Ravenna, gli operatori di citta@ttiva relatori al convegno nazionale sulla sicurezza urbana

Ravenna, gli operatori di citta@ttiva relatori al convegno nazionale sulla sicurezza urbana

RAVENNA - Il lavoro di mediazione sociale e di promozione della cittadinanza attiva del Comune di Ravena sarà portato in questi giorni come caso virtuoso di studio per le città aderenti al Forum Italiano di Sicurezza Urbana, l'associazione di oltre novanta città, Province e Regioni che ha l'obiettivo di promuovere nuove politiche di sicurezza urbana. Il Convegno "La città che collabora: amministrazioni, associazionismo, cittadinanza attiva per rendere più tranquilli e sicuri nella comunità locale" è stato organizzato dal FISU e dal Comune di Ascoli Piceno

Tra i relatori ci saranno anche Andrea Caccìa e Stefania Pelloni, i mediatori sociali e dei conflitti che dal 2007 lavorano per promuovere la cura, l'animazione e la vivibilità del quartiere della stazione e recentemente il quartiere S.Agata.

• _Domande_
1. Secondo il testo sul convegno, a quale scopo lavorano dal 2007 Andrea Caccìa e Stefania Pelloni? Rispondi in una o due frasi.
2. Riscrivi la parte del testo sul convegno che si apre con le parole contenenti "RAVENNA - Il" e si chiude con "il quartiere S.Agata.", sostituendo "Ascoli Piceno" con "Pesaro".

• _Voci mostrate_
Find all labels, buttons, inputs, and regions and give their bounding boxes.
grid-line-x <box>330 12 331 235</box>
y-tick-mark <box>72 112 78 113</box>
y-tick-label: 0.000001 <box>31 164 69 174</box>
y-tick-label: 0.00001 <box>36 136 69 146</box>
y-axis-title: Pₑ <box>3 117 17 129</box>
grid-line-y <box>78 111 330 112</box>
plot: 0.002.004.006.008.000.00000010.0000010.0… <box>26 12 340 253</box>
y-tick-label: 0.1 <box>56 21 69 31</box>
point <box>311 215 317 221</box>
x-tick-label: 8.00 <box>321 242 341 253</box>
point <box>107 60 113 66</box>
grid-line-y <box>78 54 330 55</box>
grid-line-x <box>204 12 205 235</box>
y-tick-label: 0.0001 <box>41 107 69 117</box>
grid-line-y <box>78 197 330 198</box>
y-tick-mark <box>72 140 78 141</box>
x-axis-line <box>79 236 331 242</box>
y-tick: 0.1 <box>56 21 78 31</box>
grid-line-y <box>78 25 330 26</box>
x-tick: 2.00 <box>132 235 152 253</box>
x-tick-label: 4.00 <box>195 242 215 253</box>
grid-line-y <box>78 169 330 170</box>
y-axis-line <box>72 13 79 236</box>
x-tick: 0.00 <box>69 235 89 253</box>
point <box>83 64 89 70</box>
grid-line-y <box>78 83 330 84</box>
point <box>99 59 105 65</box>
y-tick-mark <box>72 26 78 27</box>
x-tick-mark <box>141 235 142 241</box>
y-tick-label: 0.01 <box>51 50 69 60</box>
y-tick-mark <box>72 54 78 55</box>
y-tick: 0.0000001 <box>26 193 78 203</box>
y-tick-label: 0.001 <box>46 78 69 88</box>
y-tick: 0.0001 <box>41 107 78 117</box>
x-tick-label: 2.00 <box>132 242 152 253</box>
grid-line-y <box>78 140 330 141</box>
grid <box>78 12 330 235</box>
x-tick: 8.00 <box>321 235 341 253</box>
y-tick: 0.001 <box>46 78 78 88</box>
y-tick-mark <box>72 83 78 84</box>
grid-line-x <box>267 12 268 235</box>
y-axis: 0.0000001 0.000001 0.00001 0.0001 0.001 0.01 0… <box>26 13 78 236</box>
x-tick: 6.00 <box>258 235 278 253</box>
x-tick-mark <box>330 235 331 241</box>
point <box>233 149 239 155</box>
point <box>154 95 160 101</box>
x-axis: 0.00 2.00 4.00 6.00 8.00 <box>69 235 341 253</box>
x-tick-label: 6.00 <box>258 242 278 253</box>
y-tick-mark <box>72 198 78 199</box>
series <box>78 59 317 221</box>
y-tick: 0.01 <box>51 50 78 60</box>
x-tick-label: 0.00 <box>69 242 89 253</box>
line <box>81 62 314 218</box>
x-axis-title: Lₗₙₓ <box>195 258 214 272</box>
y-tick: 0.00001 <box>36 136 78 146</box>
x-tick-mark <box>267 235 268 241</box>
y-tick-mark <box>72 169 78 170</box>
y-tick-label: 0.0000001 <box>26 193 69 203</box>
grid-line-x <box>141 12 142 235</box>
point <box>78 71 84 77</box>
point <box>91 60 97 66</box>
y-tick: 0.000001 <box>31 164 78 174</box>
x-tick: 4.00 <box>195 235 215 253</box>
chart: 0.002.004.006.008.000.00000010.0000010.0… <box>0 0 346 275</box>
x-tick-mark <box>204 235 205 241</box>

• _Risposte in ordine_
1. Andrea Caccìa e Stefania Pelloni lavorano per promuovere la cura, l'animazione e la vivibilità del quartiere della stazione. Di recente il loro lavoro riguarda anche il quartiere S.Agata.

2.
RAVENNA - Il lavoro di mediazione sociale e di promozione della cittadinanza attiva del Comune di Ravena sarà portato in questi giorni come caso virtuoso di studio per le città aderenti al Forum Italiano di Sicurezza Urbana, l'associazione di oltre novanta città, Province e Regioni che ha l'obiettivo di promuovere nuove politiche di sicurezza urbana. Il Convegno "La città che collabora: amministrazioni, associazionismo, cittadinanza attiva per rendere più tranquilli e sicuri nella comunità locale" è stato organizzato dal FISU e dal Comune di Pesaro

Tra i relatori ci saranno anche Andrea Caccìa e Stefania Pelloni, i mediatori sociali e dei conflitti che dal 2007 lavorano per promuovere la cura, l'animazione e la vivibilità del quartiere della stazione e recentemente il quartiere S.Agata.